_Rows_.
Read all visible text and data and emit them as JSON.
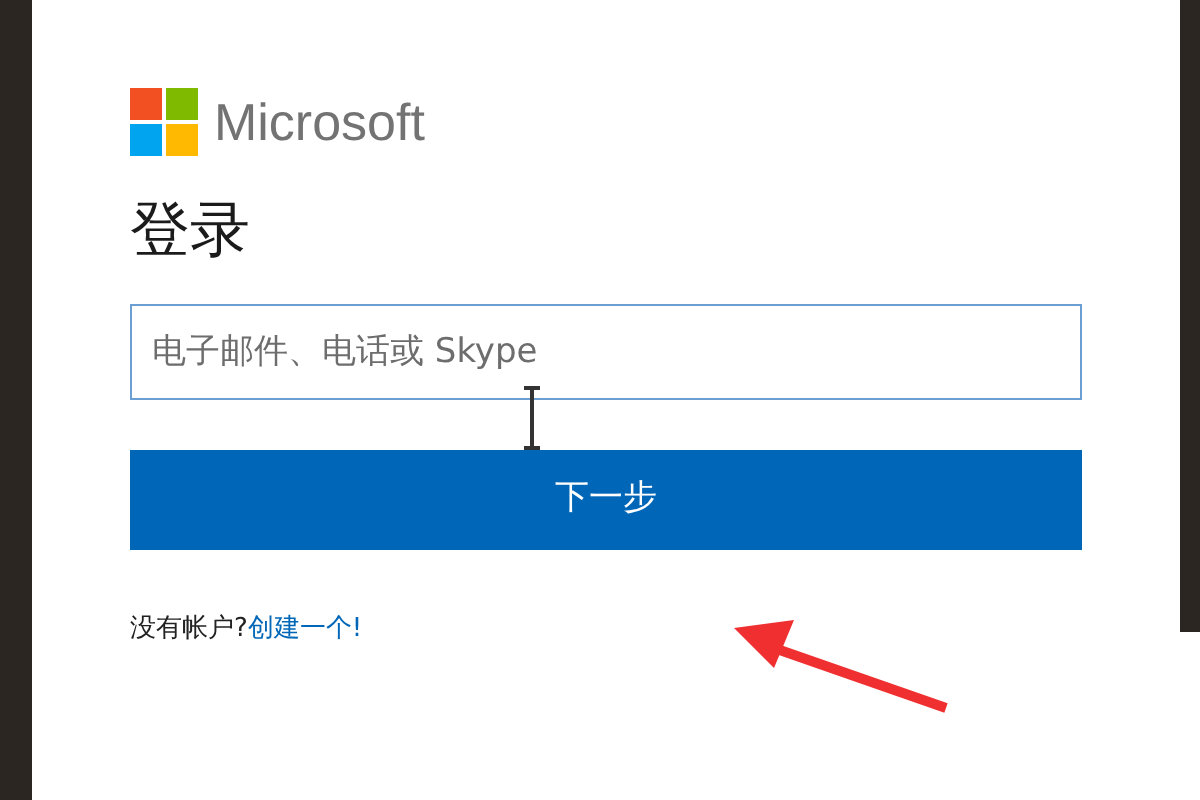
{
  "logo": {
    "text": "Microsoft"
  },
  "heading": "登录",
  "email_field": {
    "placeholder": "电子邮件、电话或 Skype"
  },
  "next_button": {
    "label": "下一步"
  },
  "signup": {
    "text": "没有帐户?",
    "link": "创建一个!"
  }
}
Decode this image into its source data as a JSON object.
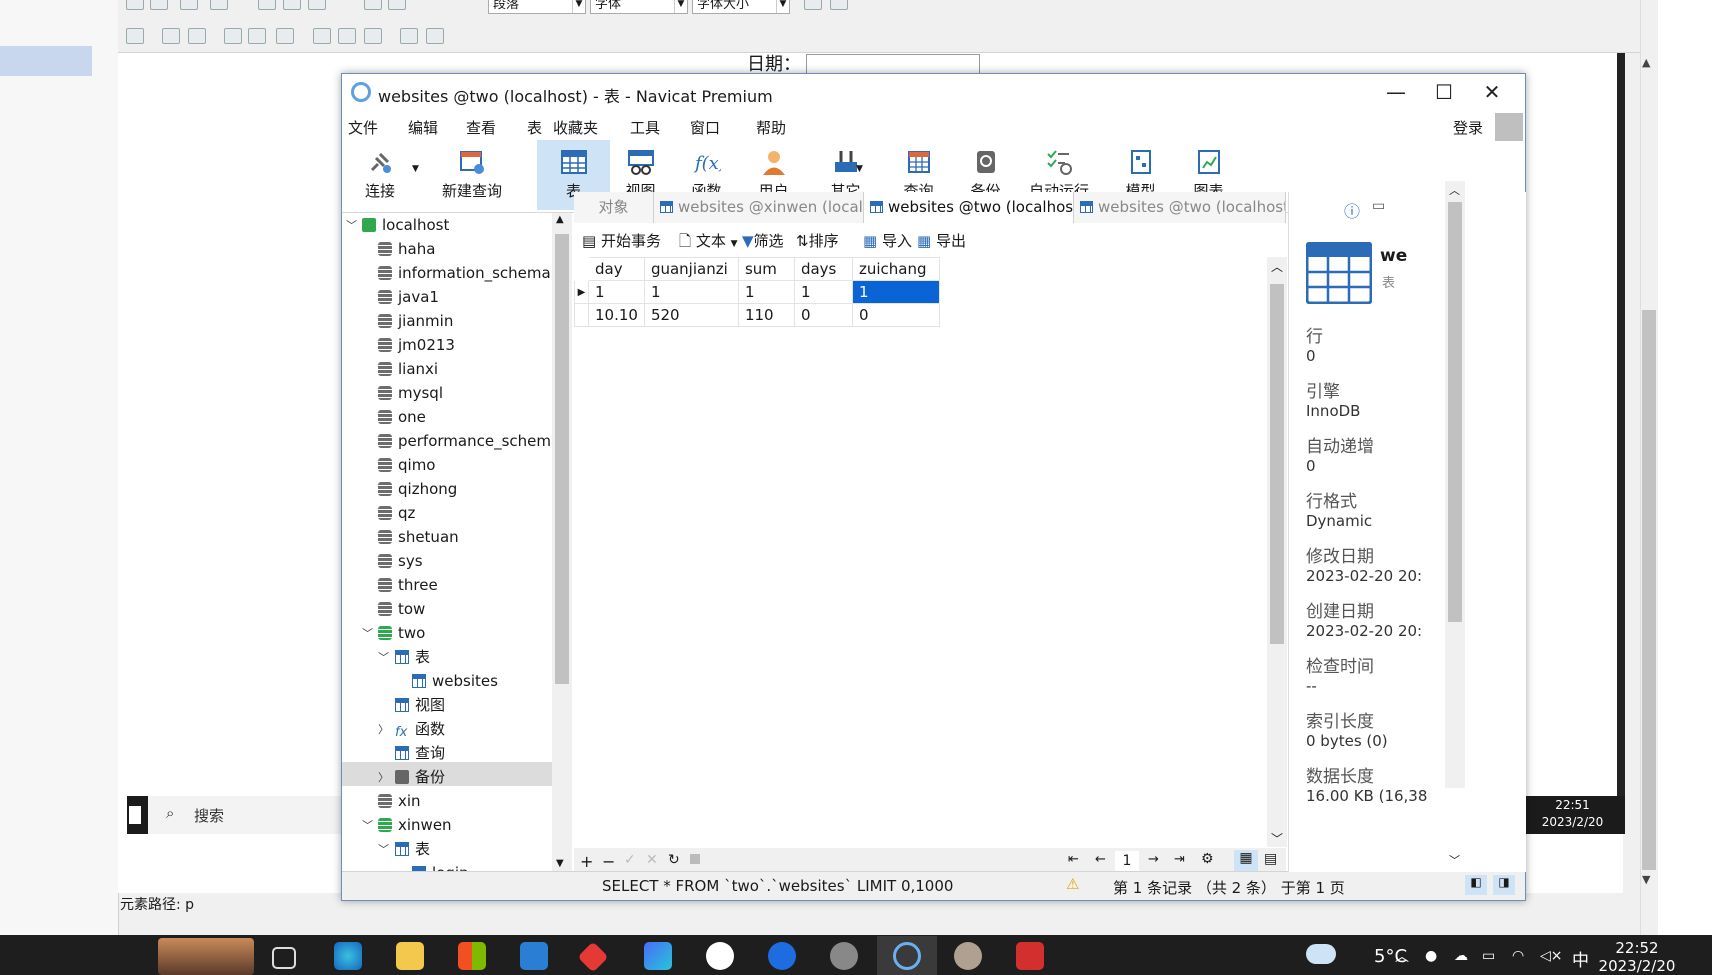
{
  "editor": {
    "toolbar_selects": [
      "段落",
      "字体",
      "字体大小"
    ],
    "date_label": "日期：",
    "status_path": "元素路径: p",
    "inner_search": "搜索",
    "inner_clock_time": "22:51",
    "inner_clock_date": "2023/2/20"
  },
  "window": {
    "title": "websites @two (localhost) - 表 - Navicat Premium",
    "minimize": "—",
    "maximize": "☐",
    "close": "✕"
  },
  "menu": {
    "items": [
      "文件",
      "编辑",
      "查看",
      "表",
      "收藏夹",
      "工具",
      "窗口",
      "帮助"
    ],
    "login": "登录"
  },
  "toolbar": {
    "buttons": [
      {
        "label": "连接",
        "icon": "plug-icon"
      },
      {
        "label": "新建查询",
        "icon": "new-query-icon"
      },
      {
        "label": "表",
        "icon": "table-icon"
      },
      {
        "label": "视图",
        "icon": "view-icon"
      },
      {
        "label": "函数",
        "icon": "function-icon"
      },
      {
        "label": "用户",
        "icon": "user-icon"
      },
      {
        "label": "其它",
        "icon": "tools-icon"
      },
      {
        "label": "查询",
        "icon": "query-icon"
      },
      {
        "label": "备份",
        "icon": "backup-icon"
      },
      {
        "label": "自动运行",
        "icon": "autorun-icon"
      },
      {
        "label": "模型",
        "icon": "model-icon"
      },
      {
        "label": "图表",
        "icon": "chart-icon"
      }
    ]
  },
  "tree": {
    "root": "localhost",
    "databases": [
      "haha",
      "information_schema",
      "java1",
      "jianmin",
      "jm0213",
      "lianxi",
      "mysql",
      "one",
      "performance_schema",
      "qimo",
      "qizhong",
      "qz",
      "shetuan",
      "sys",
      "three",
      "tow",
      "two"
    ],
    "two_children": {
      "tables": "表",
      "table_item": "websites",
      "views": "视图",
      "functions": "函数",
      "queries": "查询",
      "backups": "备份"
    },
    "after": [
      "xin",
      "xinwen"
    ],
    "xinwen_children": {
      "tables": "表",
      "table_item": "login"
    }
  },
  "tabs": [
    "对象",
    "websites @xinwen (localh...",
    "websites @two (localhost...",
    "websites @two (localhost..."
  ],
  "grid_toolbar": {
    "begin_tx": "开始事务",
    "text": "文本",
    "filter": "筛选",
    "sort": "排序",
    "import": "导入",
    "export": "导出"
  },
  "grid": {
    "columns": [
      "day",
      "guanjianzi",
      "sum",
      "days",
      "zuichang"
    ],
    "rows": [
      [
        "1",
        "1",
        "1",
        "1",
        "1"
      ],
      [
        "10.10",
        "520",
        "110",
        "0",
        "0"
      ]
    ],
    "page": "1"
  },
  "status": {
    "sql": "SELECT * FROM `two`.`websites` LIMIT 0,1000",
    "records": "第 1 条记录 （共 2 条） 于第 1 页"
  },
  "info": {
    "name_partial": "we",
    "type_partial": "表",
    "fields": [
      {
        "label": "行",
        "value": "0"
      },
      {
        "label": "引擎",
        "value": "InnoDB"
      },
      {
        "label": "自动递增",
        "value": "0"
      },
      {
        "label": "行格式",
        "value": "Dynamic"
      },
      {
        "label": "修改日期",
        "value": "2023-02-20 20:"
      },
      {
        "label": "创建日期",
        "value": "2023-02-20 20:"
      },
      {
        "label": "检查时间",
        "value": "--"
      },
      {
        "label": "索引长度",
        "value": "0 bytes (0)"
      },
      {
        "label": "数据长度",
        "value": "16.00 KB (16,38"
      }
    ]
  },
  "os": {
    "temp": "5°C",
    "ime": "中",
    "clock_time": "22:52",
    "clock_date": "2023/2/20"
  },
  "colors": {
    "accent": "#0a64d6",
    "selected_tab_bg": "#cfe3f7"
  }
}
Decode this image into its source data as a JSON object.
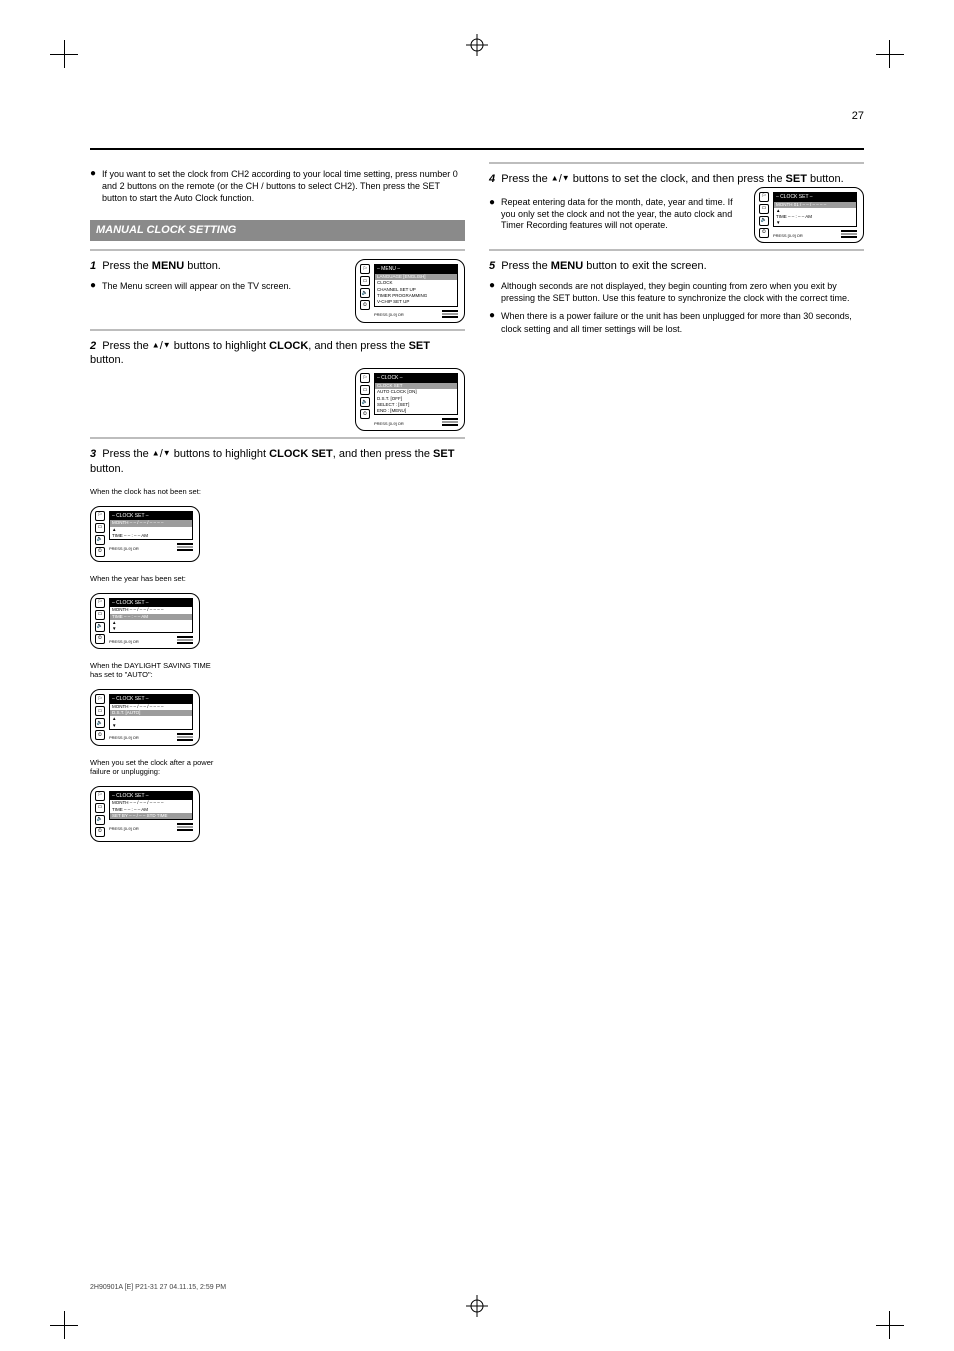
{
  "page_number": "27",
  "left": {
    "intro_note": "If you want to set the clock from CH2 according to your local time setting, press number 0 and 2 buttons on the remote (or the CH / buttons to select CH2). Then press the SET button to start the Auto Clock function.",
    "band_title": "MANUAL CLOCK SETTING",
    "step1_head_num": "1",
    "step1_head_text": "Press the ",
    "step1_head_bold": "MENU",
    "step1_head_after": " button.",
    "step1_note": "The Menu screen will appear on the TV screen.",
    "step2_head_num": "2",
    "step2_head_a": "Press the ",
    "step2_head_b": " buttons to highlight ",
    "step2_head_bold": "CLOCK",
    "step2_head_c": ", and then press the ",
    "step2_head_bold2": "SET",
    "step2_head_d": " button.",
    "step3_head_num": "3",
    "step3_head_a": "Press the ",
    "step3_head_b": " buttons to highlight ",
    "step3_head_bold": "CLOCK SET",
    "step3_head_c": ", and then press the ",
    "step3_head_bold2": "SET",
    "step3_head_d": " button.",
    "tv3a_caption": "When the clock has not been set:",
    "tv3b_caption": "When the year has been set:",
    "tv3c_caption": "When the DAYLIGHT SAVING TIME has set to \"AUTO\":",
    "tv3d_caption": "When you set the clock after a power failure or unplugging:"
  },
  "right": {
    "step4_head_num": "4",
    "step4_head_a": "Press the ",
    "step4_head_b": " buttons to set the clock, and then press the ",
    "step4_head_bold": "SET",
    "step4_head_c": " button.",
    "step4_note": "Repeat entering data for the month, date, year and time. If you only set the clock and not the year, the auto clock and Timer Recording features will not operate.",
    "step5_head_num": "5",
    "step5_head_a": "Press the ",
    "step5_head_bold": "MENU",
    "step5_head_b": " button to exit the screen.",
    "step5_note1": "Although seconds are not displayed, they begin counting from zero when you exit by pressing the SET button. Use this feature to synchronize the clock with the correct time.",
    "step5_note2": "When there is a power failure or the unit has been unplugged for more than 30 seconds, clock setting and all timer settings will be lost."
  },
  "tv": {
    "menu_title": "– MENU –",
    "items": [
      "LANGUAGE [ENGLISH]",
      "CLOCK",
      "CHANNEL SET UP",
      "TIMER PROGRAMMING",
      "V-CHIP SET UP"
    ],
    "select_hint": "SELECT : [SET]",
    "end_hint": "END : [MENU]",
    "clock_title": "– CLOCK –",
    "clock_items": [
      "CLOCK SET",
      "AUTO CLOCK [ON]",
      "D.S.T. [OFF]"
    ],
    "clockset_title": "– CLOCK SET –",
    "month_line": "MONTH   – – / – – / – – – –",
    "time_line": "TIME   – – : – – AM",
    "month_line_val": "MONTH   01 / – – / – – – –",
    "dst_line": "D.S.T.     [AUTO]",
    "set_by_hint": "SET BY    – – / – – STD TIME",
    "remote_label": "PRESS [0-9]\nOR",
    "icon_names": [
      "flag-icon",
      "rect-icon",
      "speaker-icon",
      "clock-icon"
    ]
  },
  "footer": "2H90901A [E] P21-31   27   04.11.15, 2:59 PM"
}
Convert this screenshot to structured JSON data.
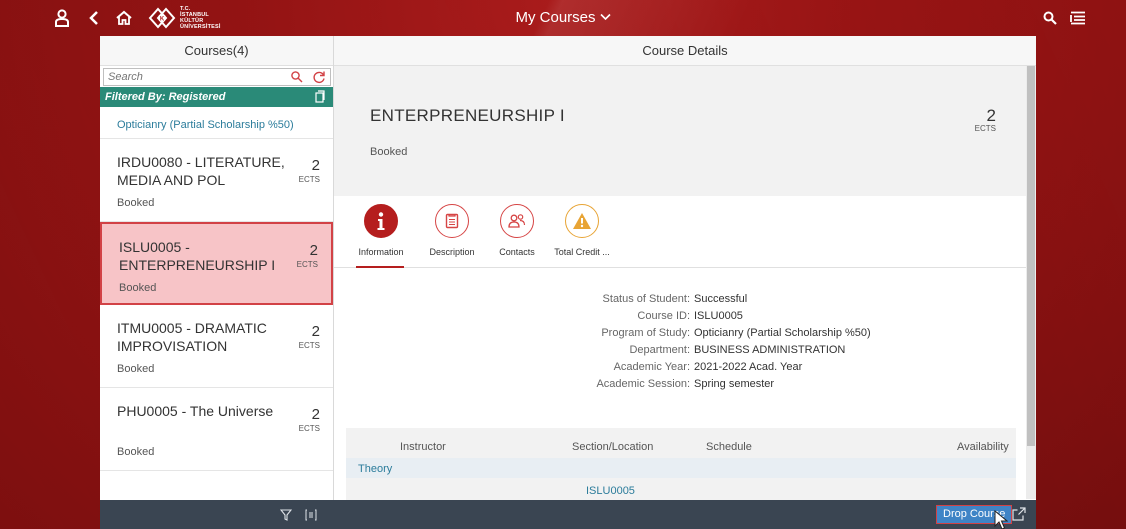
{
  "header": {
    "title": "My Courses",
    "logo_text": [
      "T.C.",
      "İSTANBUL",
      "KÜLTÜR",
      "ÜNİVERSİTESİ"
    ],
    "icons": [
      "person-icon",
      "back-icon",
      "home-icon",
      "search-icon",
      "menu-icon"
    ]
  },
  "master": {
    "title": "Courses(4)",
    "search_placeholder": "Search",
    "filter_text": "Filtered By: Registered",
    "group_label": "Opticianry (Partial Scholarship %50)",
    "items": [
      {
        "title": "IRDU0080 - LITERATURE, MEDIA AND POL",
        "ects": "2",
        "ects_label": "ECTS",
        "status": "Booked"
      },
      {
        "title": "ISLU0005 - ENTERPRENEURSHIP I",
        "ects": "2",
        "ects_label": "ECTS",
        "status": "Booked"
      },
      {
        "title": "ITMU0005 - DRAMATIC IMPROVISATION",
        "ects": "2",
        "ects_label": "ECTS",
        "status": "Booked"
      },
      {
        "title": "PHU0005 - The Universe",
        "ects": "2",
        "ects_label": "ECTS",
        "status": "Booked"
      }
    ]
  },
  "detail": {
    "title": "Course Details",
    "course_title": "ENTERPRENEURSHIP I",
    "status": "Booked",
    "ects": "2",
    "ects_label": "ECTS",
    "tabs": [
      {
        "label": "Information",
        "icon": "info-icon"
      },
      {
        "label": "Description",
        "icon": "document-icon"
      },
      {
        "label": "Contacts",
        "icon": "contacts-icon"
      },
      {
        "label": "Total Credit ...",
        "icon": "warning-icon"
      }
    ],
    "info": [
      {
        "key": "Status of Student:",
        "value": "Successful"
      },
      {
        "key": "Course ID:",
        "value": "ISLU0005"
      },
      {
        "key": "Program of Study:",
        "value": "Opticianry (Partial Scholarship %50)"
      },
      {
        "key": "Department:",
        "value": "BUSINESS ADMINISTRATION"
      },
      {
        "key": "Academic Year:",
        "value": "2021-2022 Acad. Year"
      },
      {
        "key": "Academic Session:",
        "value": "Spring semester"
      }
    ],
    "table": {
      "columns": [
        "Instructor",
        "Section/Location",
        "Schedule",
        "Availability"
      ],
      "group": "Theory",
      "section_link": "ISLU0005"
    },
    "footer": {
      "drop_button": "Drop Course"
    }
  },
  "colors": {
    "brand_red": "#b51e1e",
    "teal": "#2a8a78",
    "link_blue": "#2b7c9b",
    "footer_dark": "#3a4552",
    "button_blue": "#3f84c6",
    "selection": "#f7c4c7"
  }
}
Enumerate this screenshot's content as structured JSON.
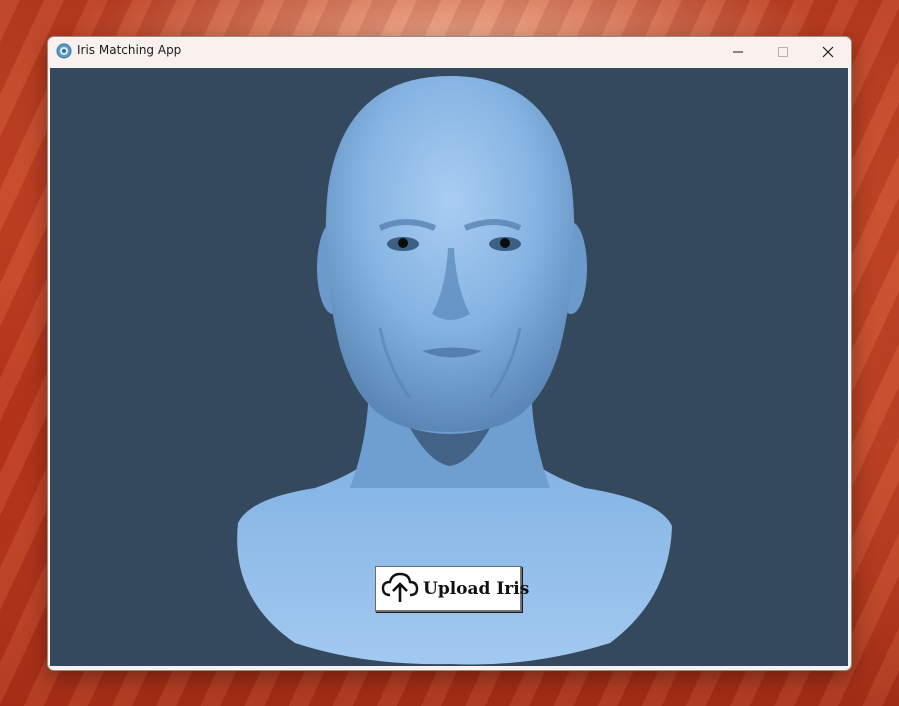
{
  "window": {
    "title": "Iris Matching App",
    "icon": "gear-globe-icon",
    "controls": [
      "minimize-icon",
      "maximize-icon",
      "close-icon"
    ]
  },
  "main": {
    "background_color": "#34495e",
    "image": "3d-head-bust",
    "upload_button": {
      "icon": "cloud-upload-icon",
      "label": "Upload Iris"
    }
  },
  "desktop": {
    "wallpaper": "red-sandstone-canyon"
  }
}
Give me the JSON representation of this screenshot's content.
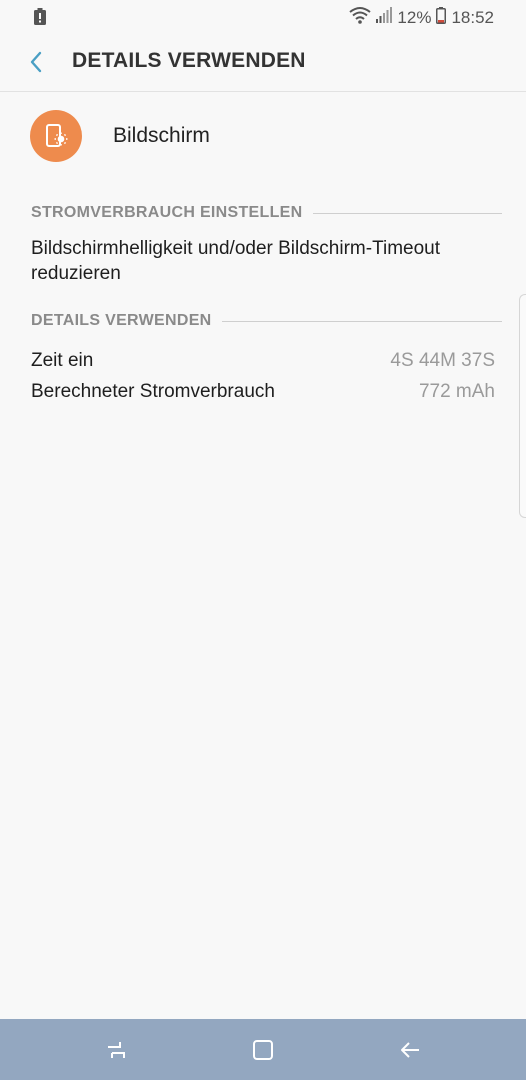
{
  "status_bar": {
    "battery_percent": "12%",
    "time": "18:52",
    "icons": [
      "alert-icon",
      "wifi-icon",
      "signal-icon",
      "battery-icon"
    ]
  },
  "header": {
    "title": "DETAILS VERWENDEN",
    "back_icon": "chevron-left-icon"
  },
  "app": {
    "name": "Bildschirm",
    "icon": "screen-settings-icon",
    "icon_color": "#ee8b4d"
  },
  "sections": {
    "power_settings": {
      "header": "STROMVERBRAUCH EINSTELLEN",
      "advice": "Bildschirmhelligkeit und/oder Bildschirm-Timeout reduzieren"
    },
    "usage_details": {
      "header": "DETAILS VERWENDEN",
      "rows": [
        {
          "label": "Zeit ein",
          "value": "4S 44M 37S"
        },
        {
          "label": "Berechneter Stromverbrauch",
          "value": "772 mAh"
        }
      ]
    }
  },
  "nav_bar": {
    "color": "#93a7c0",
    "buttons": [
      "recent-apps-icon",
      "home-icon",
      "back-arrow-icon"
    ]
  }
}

_Challenge_.
Determine the count of lines in the data above with the string "Scholarship" in them, and give that count alone.

_Solved exercise_.
2